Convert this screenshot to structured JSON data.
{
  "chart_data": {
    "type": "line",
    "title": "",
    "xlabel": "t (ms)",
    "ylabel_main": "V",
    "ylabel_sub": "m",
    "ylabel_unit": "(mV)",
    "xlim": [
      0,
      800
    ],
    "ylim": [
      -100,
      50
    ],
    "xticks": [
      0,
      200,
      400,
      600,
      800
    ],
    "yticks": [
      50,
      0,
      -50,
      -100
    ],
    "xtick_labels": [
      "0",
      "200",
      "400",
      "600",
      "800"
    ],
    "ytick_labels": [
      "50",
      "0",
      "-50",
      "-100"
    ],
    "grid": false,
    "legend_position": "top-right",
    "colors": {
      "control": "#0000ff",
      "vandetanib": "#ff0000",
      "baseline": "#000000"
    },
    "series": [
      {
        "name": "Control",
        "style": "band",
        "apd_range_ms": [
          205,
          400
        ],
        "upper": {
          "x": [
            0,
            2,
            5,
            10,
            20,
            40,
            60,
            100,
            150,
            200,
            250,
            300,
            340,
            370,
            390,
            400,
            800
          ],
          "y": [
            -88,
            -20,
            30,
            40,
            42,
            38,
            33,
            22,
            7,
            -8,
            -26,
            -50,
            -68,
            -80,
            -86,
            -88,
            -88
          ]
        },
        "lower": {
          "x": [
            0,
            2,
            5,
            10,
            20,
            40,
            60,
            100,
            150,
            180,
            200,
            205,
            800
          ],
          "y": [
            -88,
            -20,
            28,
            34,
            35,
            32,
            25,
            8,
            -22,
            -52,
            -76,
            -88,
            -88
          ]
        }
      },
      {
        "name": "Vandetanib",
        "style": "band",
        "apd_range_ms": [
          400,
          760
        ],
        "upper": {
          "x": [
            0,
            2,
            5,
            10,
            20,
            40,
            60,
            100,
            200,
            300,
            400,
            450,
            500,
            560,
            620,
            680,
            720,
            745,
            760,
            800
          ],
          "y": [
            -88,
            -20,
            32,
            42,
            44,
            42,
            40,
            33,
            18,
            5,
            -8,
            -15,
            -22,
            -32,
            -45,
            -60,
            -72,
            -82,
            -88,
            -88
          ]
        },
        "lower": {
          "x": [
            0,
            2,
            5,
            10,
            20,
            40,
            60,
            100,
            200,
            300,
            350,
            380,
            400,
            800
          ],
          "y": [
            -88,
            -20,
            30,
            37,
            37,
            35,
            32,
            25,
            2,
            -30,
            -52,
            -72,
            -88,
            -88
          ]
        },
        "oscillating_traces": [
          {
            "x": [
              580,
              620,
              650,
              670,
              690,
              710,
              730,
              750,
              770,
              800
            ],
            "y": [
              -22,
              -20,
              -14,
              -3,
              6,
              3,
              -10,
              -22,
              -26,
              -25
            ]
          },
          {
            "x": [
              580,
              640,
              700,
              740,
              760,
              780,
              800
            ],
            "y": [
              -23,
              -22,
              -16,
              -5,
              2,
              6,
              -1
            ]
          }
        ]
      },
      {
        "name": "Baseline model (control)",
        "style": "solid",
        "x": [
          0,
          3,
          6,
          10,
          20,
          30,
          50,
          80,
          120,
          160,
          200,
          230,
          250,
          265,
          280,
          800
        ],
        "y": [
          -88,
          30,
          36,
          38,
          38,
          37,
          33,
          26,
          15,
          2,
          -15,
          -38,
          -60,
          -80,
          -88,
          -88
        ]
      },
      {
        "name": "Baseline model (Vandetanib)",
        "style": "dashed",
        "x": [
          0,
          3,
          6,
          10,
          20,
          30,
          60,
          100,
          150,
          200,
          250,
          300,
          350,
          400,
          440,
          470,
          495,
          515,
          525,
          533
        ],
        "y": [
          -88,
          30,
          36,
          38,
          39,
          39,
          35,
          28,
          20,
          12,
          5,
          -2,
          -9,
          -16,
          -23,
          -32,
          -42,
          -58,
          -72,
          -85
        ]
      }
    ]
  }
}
--
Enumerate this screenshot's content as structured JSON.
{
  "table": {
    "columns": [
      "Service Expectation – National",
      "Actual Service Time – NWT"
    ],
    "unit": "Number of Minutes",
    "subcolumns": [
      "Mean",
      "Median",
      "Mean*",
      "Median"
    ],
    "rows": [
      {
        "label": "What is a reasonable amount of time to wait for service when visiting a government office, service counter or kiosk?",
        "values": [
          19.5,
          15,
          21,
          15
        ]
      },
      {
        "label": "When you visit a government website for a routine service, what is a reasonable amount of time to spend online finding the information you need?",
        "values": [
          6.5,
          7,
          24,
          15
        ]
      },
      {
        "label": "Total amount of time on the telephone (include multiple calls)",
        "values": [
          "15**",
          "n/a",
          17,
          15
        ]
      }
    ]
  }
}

_Set task:_
Find how many of the lines above have the word "model" in them. State only that number.

_Answer to this task:_
2